> **Required work**
List each line in which the string "Chen" appears.

> **Data rows**

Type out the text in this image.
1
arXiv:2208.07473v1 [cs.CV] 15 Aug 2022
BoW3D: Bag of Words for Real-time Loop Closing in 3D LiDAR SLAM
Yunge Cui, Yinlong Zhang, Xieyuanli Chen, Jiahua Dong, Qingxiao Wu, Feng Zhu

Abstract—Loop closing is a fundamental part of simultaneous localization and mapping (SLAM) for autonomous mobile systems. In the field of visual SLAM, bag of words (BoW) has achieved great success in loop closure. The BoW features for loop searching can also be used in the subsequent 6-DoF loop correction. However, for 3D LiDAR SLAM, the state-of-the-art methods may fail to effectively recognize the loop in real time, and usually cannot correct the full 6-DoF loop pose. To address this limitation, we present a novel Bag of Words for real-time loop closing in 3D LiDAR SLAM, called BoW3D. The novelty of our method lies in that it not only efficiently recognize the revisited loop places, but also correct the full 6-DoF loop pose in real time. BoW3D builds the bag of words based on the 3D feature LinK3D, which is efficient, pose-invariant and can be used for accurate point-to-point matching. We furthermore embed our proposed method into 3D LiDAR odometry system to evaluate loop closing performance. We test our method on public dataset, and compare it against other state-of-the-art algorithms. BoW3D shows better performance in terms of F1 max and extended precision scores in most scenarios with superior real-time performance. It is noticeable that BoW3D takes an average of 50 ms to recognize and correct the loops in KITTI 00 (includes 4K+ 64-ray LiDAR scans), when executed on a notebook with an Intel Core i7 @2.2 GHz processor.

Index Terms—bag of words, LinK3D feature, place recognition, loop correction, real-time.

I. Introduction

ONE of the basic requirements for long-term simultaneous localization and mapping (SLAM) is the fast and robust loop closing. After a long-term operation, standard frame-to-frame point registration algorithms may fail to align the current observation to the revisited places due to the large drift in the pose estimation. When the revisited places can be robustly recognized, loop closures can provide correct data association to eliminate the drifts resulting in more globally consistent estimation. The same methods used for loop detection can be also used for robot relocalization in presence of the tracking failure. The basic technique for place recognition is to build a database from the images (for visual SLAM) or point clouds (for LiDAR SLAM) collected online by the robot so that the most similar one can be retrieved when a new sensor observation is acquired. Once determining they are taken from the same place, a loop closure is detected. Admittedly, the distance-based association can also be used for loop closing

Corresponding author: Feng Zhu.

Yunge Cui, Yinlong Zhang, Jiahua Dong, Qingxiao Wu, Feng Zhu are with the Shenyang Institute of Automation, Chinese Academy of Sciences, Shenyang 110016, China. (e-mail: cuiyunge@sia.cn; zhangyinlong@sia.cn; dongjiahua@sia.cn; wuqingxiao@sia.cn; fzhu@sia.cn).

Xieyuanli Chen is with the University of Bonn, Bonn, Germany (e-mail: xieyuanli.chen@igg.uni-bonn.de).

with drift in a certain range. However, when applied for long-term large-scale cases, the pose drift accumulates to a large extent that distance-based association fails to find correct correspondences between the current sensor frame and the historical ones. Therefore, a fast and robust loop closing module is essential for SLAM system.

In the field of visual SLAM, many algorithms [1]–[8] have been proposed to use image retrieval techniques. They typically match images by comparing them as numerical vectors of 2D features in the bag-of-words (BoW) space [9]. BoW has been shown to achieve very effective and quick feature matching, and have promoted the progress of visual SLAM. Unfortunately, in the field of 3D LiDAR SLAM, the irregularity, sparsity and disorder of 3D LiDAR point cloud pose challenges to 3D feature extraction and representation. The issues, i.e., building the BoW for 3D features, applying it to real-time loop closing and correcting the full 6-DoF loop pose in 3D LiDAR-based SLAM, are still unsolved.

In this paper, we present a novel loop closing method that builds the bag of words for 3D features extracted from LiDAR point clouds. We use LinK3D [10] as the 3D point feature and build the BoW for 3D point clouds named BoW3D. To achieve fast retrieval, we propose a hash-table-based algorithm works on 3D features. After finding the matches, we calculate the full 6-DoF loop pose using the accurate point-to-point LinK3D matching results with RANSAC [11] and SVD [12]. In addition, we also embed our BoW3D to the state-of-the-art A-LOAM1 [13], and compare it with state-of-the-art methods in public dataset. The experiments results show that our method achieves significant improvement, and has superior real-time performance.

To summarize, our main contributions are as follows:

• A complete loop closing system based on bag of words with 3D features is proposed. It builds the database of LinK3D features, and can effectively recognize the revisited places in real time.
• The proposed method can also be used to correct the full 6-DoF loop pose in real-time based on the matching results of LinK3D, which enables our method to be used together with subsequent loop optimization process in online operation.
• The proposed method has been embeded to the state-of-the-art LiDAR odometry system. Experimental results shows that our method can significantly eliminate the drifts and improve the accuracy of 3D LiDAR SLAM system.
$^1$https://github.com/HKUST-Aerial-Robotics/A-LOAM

> **Exercise answer**
Yunge Cui, Yinlong Zhang, Xieyuanli Chen, Jiahua Dong, Qingxiao Wu, Feng Zhu
Xieyuanli Chen is with the University of Bonn, Bonn, Germany (e-mail: xieyuanli.chen@igg.uni-bonn.de).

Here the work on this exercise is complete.